Extrait de page
C’était l’épanchement spontané d’une âme pieuse jusqu’au mysticisme. Le matin, on le trouvait à la chapelle dès avant six heures. Il y faisait une heure de méditation, entendait la messe, la servait volontiers et y communiait tous les jours. Dans l’après-midi, vers trois heures, il interrompait son travail pour aller réciter, devant le Saint-Sacrement, l’office du Tiers ordre. Le soir, on le retrouvait encore à la chapelle de six à sept. À 7 heures moins un quart il sonnait lui-même la petite cloche pour appeler la famille et le personnel des domestiques à la prière du soir.

Objectif de la tâche
Recopiez le passage du texte sur la vie de prière en commençant par « C’était l’épanchement spontané » et en poursuivant jusqu'à « prière du soir. ». Les items placés après cet extrait forment un matériau indépendant du texte.

(Enregistrements extraits)
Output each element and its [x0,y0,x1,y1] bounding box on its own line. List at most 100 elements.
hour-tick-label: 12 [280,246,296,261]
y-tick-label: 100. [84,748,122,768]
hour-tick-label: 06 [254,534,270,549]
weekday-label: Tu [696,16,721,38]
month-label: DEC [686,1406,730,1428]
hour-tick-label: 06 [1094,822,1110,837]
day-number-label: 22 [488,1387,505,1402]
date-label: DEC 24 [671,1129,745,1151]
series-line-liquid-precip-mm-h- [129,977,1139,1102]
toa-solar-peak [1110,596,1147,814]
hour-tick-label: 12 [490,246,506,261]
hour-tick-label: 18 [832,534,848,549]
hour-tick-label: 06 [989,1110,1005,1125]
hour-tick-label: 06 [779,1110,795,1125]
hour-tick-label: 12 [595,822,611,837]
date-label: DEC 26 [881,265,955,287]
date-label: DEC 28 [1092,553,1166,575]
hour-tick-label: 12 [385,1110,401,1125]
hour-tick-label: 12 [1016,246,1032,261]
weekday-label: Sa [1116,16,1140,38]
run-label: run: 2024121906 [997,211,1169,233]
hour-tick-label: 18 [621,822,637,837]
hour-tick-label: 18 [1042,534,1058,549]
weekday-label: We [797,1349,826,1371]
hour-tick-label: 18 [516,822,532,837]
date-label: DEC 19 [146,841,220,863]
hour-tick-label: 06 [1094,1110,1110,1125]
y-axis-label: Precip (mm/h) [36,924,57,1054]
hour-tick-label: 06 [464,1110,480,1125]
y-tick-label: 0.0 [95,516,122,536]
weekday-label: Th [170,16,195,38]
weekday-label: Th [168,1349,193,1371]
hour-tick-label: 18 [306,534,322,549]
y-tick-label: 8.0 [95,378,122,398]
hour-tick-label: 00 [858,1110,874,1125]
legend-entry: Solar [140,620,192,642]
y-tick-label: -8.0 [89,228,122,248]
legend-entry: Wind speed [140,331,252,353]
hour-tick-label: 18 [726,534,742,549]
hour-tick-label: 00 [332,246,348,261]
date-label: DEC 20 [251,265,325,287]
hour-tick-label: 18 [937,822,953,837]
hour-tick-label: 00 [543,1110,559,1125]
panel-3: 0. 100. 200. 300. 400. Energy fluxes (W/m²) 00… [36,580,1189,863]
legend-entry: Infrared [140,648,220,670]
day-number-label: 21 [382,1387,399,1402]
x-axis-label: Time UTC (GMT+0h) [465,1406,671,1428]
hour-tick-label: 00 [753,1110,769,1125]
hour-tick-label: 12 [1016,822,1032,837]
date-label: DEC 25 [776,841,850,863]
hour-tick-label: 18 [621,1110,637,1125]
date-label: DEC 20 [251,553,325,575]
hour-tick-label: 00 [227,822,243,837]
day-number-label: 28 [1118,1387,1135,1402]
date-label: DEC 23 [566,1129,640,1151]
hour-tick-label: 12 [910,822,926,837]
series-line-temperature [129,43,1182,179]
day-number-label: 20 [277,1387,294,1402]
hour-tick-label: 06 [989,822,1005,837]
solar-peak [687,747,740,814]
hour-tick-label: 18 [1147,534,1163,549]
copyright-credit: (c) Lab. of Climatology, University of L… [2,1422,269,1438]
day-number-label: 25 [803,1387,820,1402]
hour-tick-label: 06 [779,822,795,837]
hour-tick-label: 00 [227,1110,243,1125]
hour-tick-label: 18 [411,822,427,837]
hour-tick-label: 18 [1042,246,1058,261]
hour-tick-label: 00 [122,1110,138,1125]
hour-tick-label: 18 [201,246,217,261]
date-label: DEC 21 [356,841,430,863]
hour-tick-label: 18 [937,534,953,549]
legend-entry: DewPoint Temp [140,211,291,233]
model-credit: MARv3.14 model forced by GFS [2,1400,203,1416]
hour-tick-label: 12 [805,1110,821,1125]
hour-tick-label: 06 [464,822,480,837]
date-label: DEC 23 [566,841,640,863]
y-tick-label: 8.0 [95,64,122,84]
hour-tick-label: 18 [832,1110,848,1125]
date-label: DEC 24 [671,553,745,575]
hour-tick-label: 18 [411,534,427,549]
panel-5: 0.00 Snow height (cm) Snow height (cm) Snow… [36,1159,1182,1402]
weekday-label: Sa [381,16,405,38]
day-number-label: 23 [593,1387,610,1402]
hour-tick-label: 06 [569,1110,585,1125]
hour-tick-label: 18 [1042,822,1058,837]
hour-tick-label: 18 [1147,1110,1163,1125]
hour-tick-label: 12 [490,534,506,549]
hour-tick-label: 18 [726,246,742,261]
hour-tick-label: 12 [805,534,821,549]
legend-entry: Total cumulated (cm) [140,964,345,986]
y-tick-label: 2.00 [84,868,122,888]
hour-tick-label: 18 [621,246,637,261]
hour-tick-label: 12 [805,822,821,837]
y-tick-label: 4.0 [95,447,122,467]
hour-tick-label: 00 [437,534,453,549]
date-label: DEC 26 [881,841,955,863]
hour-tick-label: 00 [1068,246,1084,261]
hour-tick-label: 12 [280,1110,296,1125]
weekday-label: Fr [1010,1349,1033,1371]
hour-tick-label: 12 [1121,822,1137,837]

Réponse attendue
C’était l’épanchement spontané d’une âme pieuse jusqu’au mysticisme. Le matin, on le trouvait à la chapelle dès avant six heures. Il y faisait une heure de méditation, entendait la messe, la servait volontiers et y communiait tous les jours. Dans l’après-midi, vers trois heures, il interrompait son travail pour aller réciter, devant le Saint-Sacrement, l’office du Tiers ordre. Le soir, on le retrouvait encore à la chapelle de six à sept. À 7 heures moins un quart il sonnait lui-même la petite cloche pour appeler la famille et le personnel des domestiques à la prière du soir.